Reproduce all entries precisely as they are written.

Dataset records.
------------------------------------
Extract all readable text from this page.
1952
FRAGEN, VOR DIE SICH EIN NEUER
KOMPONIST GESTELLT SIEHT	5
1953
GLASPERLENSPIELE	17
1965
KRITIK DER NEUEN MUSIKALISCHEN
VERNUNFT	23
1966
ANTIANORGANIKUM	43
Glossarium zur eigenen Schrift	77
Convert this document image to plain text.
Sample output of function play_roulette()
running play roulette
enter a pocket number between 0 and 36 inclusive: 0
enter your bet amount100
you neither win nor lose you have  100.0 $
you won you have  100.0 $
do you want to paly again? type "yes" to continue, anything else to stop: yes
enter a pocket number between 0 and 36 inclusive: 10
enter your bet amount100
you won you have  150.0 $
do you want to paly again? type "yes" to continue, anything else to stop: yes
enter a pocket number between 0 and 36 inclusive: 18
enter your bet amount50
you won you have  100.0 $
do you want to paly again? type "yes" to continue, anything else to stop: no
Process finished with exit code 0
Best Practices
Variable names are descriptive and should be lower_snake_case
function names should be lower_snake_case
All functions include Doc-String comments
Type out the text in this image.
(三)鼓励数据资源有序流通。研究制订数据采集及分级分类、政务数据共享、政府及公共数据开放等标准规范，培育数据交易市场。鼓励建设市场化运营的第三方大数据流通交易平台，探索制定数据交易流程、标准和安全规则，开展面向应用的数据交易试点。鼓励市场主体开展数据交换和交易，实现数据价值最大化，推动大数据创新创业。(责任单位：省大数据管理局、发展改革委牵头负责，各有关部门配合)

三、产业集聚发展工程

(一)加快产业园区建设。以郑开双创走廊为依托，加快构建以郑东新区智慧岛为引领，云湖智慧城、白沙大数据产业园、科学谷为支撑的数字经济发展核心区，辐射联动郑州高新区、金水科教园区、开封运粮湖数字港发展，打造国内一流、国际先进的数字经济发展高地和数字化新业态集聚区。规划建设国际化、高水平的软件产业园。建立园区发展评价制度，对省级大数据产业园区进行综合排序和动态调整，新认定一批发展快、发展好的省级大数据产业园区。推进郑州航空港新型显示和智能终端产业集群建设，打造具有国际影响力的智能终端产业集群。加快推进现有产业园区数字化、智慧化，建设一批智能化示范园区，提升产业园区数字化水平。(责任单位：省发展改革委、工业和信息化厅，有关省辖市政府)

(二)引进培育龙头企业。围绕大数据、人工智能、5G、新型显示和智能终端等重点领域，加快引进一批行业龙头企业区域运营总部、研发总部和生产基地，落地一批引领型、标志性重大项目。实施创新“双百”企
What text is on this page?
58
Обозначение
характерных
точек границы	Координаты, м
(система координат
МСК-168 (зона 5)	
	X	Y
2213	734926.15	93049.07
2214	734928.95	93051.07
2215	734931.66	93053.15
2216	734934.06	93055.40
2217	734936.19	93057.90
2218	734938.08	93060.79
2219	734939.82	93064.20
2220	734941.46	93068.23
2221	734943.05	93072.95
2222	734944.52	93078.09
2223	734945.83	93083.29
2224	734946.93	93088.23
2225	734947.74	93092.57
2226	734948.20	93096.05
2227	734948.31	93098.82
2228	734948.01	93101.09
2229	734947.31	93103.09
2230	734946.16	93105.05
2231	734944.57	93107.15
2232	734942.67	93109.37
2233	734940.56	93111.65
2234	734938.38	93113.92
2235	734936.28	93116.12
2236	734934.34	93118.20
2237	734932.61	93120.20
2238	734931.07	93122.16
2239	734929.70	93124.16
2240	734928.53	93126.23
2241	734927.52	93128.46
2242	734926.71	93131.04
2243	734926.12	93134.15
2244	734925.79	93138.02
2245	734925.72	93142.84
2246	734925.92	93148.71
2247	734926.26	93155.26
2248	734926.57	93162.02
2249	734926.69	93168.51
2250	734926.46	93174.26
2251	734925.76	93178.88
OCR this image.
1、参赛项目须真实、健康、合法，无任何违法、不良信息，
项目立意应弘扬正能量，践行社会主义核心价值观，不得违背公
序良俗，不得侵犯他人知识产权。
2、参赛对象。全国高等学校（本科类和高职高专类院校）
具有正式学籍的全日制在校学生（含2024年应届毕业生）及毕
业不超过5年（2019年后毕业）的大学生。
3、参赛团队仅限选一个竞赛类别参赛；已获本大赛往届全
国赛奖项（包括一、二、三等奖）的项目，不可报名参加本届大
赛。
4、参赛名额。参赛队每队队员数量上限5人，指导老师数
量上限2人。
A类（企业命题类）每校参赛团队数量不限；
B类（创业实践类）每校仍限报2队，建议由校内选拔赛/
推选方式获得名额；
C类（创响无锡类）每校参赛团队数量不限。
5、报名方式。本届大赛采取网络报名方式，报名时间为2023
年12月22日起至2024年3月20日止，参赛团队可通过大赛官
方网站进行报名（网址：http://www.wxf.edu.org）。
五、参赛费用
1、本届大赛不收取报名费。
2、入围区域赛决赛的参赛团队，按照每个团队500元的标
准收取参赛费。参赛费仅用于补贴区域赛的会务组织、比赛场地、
------------------------------------
Reply to the exercise.
Extract all readable text from this page.
1952
FRAGEN, VOR DIE SICH EIN NEUER
KOMPONIST GESTELLT SIEHT	5
1953
GLASPERLENSPIELE	17
1965
KRITIK DER NEUEN MUSIKALISCHEN
VERNUNFT	23
1966
ANTIANORGANIKUM	43
Glossarium zur eigenen Schrift	77
Convert this document image to plain text.
Sample output of function play_roulette()
running play roulette
enter a pocket number between 0 and 36 inclusive: 0
enter your bet amount100
you neither win nor lose you have  100.0 $
you won you have  100.0 $
do you want to paly again? type "yes" to continue, anything else to stop: yes
enter a pocket number between 0 and 36 inclusive: 10
enter your bet amount100
you won you have  150.0 $
do you want to paly again? type "yes" to continue, anything else to stop: yes
enter a pocket number between 0 and 36 inclusive: 18
enter your bet amount50
you won you have  100.0 $
do you want to paly again? type "yes" to continue, anything else to stop: no
Process finished with exit code 0
Best Practices
Variable names are descriptive and should be lower_snake_case
function names should be lower_snake_case
All functions include Doc-String comments
Type out the text in this image.
(三)鼓励数据资源有序流通。研究制订数据采集及分级分类、政务数据共享、政府及公共数据开放等标准规范，培育数据交易市场。鼓励建设市场化运营的第三方大数据流通交易平台，探索制定数据交易流程、标准和安全规则，开展面向应用的数据交易试点。鼓励市场主体开展数据交换和交易，实现数据价值最大化，推动大数据创新创业。(责任单位：省大数据管理局、发展改革委牵头负责，各有关部门配合)

三、产业集聚发展工程

(一)加快产业园区建设。以郑开双创走廊为依托，加快构建以郑东新区智慧岛为引领，云湖智慧城、白沙大数据产业园、科学谷为支撑的数字经济发展核心区，辐射联动郑州高新区、金水科教园区、开封运粮湖数字港发展，打造国内一流、国际先进的数字经济发展高地和数字化新业态集聚区。规划建设国际化、高水平的软件产业园。建立园区发展评价制度，对省级大数据产业园区进行综合排序和动态调整，新认定一批发展快、发展好的省级大数据产业园区。推进郑州航空港新型显示和智能终端产业集群建设，打造具有国际影响力的智能终端产业集群。加快推进现有产业园区数字化、智慧化，建设一批智能化示范园区，提升产业园区数字化水平。(责任单位：省发展改革委、工业和信息化厅，有关省辖市政府)

(二)引进培育龙头企业。围绕大数据、人工智能、5G、新型显示和智能终端等重点领域，加快引进一批行业龙头企业区域运营总部、研发总部和生产基地，落地一批引领型、标志性重大项目。实施创新“双百”企
What text is on this page?
58
Обозначение
характерных
точек границы	Координаты, м
(система координат
МСК-168 (зона 5)	
	X	Y
2213	734926.15	93049.07
2214	734928.95	93051.07
2215	734931.66	93053.15
2216	734934.06	93055.40
2217	734936.19	93057.90
2218	734938.08	93060.79
2219	734939.82	93064.20
2220	734941.46	93068.23
2221	734943.05	93072.95
2222	734944.52	93078.09
2223	734945.83	93083.29
2224	734946.93	93088.23
2225	734947.74	93092.57
2226	734948.20	93096.05
2227	734948.31	93098.82
2228	734948.01	93101.09
2229	734947.31	93103.09
2230	734946.16	93105.05
2231	734944.57	93107.15
2232	734942.67	93109.37
2233	734940.56	93111.65
2234	734938.38	93113.92
2235	734936.28	93116.12
2236	734934.34	93118.20
2237	734932.61	93120.20
2238	734931.07	93122.16
2239	734929.70	93124.16
2240	734928.53	93126.23
2241	734927.52	93128.46
2242	734926.71	93131.04
2243	734926.12	93134.15
2244	734925.79	93138.02
2245	734925.72	93142.84
2246	734925.92	93148.71
2247	734926.26	93155.26
2248	734926.57	93162.02
2249	734926.69	93168.51
2250	734926.46	93174.26
2251	734925.76	93178.88
OCR this image.
1、参赛项目须真实、健康、合法，无任何违法、不良信息，
项目立意应弘扬正能量，践行社会主义核心价值观，不得违背公
序良俗，不得侵犯他人知识产权。
2、参赛对象。全国高等学校（本科类和高职高专类院校）
具有正式学籍的全日制在校学生（含2024年应届毕业生）及毕
业不超过5年（2019年后毕业）的大学生。
3、参赛团队仅限选一个竞赛类别参赛；已获本大赛往届全
国赛奖项（包括一、二、三等奖）的项目，不可报名参加本届大
赛。
4、参赛名额。参赛队每队队员数量上限5人，指导老师数
量上限2人。
A类（企业命题类）每校参赛团队数量不限；
B类（创业实践类）每校仍限报2队，建议由校内选拔赛/
推选方式获得名额；
C类（创响无锡类）每校参赛团队数量不限。
5、报名方式。本届大赛采取网络报名方式，报名时间为2023
年12月22日起至2024年3月20日止，参赛团队可通过大赛官
方网站进行报名（网址：http://www.wxf.edu.org）。
五、参赛费用
1、本届大赛不收取报名费。
2、入围区域赛决赛的参赛团队，按照每个团队500元的标
准收取参赛费。参赛费仅用于补贴区域赛的会务组织、比赛场地、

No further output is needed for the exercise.